Excerpts from a figure dataset ::
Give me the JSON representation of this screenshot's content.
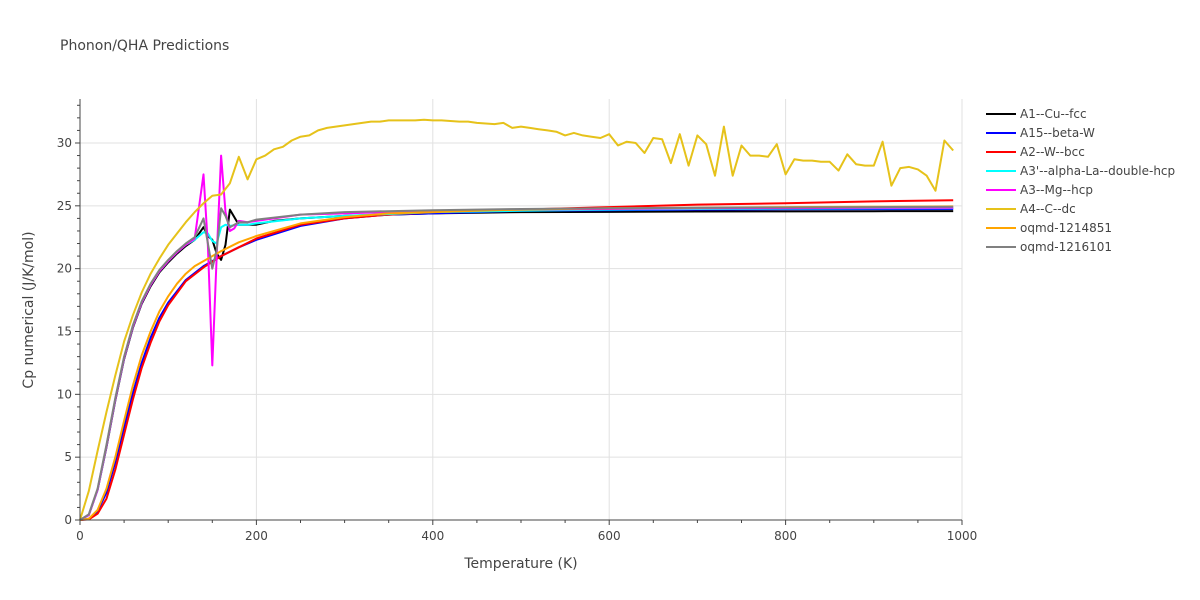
{
  "chart_data": {
    "type": "line",
    "title": "Phonon/QHA Predictions",
    "xlabel": "Temperature (K)",
    "ylabel": "Cp numerical (J/K/mol)",
    "xlim": [
      0,
      1000
    ],
    "ylim": [
      0,
      33.5
    ],
    "x_ticks": [
      0,
      200,
      400,
      600,
      800,
      1000
    ],
    "y_ticks": [
      0,
      5,
      10,
      15,
      20,
      25,
      30
    ],
    "grid": true,
    "legend_position": "top-right",
    "series": [
      {
        "name": "A1--Cu--fcc",
        "color": "#000000",
        "x": [
          0,
          10,
          20,
          30,
          40,
          50,
          60,
          70,
          80,
          90,
          100,
          110,
          120,
          130,
          140,
          145,
          150,
          155,
          160,
          165,
          170,
          175,
          180,
          190,
          200,
          220,
          250,
          300,
          350,
          400,
          450,
          500,
          600,
          700,
          800,
          900,
          990
        ],
        "y": [
          0,
          0.4,
          2.4,
          5.8,
          9.5,
          12.8,
          15.3,
          17.2,
          18.6,
          19.7,
          20.5,
          21.2,
          21.8,
          22.3,
          23.3,
          22.6,
          22.3,
          21.2,
          20.7,
          21.9,
          24.7,
          24.1,
          23.5,
          23.5,
          23.5,
          23.8,
          24.0,
          24.2,
          24.3,
          24.4,
          24.45,
          24.5,
          24.52,
          24.55,
          24.56,
          24.57,
          24.58
        ]
      },
      {
        "name": "A15--beta-W",
        "color": "#0000ff",
        "x": [
          0,
          10,
          20,
          30,
          40,
          50,
          60,
          70,
          80,
          90,
          100,
          120,
          140,
          160,
          180,
          200,
          250,
          300,
          350,
          400,
          450,
          500,
          600,
          700,
          800,
          900,
          990
        ],
        "y": [
          0,
          0.1,
          0.7,
          2.2,
          4.6,
          7.4,
          10.1,
          12.5,
          14.5,
          16.1,
          17.3,
          19.1,
          20.2,
          21.0,
          21.7,
          22.3,
          23.4,
          24.0,
          24.3,
          24.4,
          24.5,
          24.6,
          24.65,
          24.7,
          24.72,
          24.74,
          24.75
        ]
      },
      {
        "name": "A2--W--bcc",
        "color": "#ff0000",
        "x": [
          0,
          10,
          20,
          30,
          40,
          50,
          60,
          70,
          80,
          90,
          100,
          120,
          140,
          160,
          180,
          200,
          250,
          300,
          350,
          400,
          450,
          500,
          600,
          700,
          800,
          900,
          990
        ],
        "y": [
          0,
          0.05,
          0.5,
          1.7,
          4.0,
          6.8,
          9.6,
          12.1,
          14.1,
          15.8,
          17.1,
          19.0,
          20.1,
          21.0,
          21.7,
          22.4,
          23.5,
          24.0,
          24.3,
          24.5,
          24.6,
          24.7,
          24.9,
          25.1,
          25.2,
          25.35,
          25.45
        ]
      },
      {
        "name": "A3'--alpha-La--double-hcp",
        "color": "#00ffff",
        "x": [
          0,
          10,
          20,
          30,
          40,
          50,
          60,
          70,
          80,
          90,
          100,
          110,
          120,
          130,
          140,
          145,
          150,
          155,
          160,
          165,
          170,
          180,
          190,
          200,
          250,
          300,
          400,
          500,
          600,
          700,
          800,
          900,
          990
        ],
        "y": [
          0,
          0.4,
          2.4,
          5.9,
          9.6,
          12.9,
          15.4,
          17.3,
          18.7,
          19.8,
          20.6,
          21.3,
          21.9,
          22.3,
          22.9,
          22.8,
          22.2,
          22.0,
          23.3,
          23.5,
          23.4,
          23.5,
          23.5,
          23.6,
          24.0,
          24.2,
          24.5,
          24.6,
          24.7,
          24.75,
          24.78,
          24.8,
          24.82
        ]
      },
      {
        "name": "A3--Mg--hcp",
        "color": "#ff00ff",
        "x": [
          0,
          10,
          20,
          30,
          40,
          50,
          60,
          70,
          80,
          90,
          100,
          110,
          120,
          130,
          140,
          145,
          150,
          155,
          160,
          165,
          170,
          175,
          180,
          190,
          200,
          250,
          300,
          400,
          500,
          600,
          700,
          800,
          900,
          990
        ],
        "y": [
          0,
          0.4,
          2.4,
          5.9,
          9.6,
          12.9,
          15.4,
          17.3,
          18.7,
          19.8,
          20.6,
          21.3,
          21.9,
          22.4,
          27.5,
          21.8,
          12.3,
          21.0,
          29.0,
          24.5,
          23.0,
          23.2,
          23.8,
          23.7,
          23.8,
          24.3,
          24.4,
          24.6,
          24.7,
          24.75,
          24.8,
          24.82,
          24.84,
          24.85
        ]
      },
      {
        "name": "A4--C--dc",
        "color": "#e6c21a",
        "x": [
          0,
          10,
          20,
          30,
          40,
          50,
          60,
          70,
          80,
          90,
          100,
          110,
          120,
          130,
          140,
          150,
          160,
          170,
          180,
          190,
          200,
          210,
          220,
          230,
          240,
          250,
          260,
          270,
          280,
          290,
          300,
          310,
          320,
          330,
          340,
          350,
          360,
          370,
          380,
          390,
          400,
          410,
          420,
          430,
          440,
          450,
          460,
          470,
          480,
          490,
          500,
          510,
          520,
          530,
          540,
          550,
          560,
          570,
          580,
          590,
          600,
          610,
          620,
          630,
          640,
          650,
          660,
          670,
          680,
          690,
          700,
          710,
          720,
          730,
          740,
          750,
          760,
          770,
          780,
          790,
          800,
          810,
          820,
          830,
          840,
          850,
          860,
          870,
          880,
          890,
          900,
          910,
          920,
          930,
          940,
          950,
          960,
          970,
          980,
          990
        ],
        "y": [
          0,
          2.3,
          5.5,
          8.6,
          11.5,
          14.2,
          16.3,
          18.1,
          19.6,
          20.8,
          21.9,
          22.8,
          23.7,
          24.5,
          25.2,
          25.8,
          25.9,
          26.8,
          28.9,
          27.1,
          28.7,
          29.0,
          29.5,
          29.7,
          30.2,
          30.5,
          30.6,
          31.0,
          31.2,
          31.3,
          31.4,
          31.5,
          31.6,
          31.7,
          31.7,
          31.8,
          31.8,
          31.8,
          31.8,
          31.85,
          31.8,
          31.8,
          31.75,
          31.7,
          31.7,
          31.6,
          31.55,
          31.5,
          31.6,
          31.2,
          31.3,
          31.2,
          31.1,
          31.0,
          30.9,
          30.6,
          30.8,
          30.6,
          30.5,
          30.4,
          30.7,
          29.8,
          30.1,
          30.0,
          29.2,
          30.4,
          30.3,
          28.4,
          30.7,
          28.2,
          30.6,
          29.9,
          27.4,
          31.3,
          27.4,
          29.8,
          29.0,
          29.0,
          28.9,
          29.9,
          27.5,
          28.7,
          28.6,
          28.6,
          28.5,
          28.5,
          27.8,
          29.1,
          28.3,
          28.2,
          28.2,
          30.1,
          26.6,
          28.0,
          28.1,
          27.9,
          27.4,
          26.2,
          30.2,
          29.4
        ]
      },
      {
        "name": "oqmd-1214851",
        "color": "#ffa500",
        "x": [
          0,
          10,
          20,
          30,
          40,
          50,
          60,
          70,
          80,
          90,
          100,
          110,
          120,
          130,
          140,
          150,
          160,
          180,
          200,
          250,
          300,
          350,
          400,
          450,
          500,
          600,
          700,
          800,
          900,
          990
        ],
        "y": [
          0,
          0.1,
          0.8,
          2.5,
          5.0,
          7.9,
          10.7,
          13.1,
          15.0,
          16.6,
          17.8,
          18.8,
          19.6,
          20.2,
          20.6,
          21.0,
          21.4,
          22.1,
          22.6,
          23.6,
          24.1,
          24.4,
          24.5,
          24.6,
          24.7,
          24.8,
          24.85,
          24.9,
          24.92,
          24.95
        ]
      },
      {
        "name": "oqmd-1216101",
        "color": "#808080",
        "x": [
          0,
          10,
          20,
          30,
          40,
          50,
          60,
          70,
          80,
          90,
          100,
          110,
          120,
          130,
          140,
          145,
          150,
          155,
          160,
          165,
          170,
          180,
          190,
          200,
          250,
          300,
          400,
          500,
          600,
          700,
          800,
          900,
          990
        ],
        "y": [
          0,
          0.45,
          2.5,
          6.0,
          9.7,
          13.0,
          15.5,
          17.4,
          18.8,
          19.9,
          20.7,
          21.4,
          22.0,
          22.5,
          24.0,
          22.0,
          20.0,
          21.5,
          24.8,
          24.2,
          23.3,
          23.7,
          23.7,
          23.9,
          24.3,
          24.5,
          24.65,
          24.75,
          24.8,
          24.85,
          24.87,
          24.9,
          24.92
        ]
      }
    ]
  }
}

Set problem ::
Copy every line from the records above that contains the word "color".

Solution to this task ::
        "color": "#000000",
        "color": "#0000ff",
        "color": "#ff0000",
        "color": "#00ffff",
        "color": "#ff00ff",
        "color": "#e6c21a",
        "color": "#ffa500",
        "color": "#808080",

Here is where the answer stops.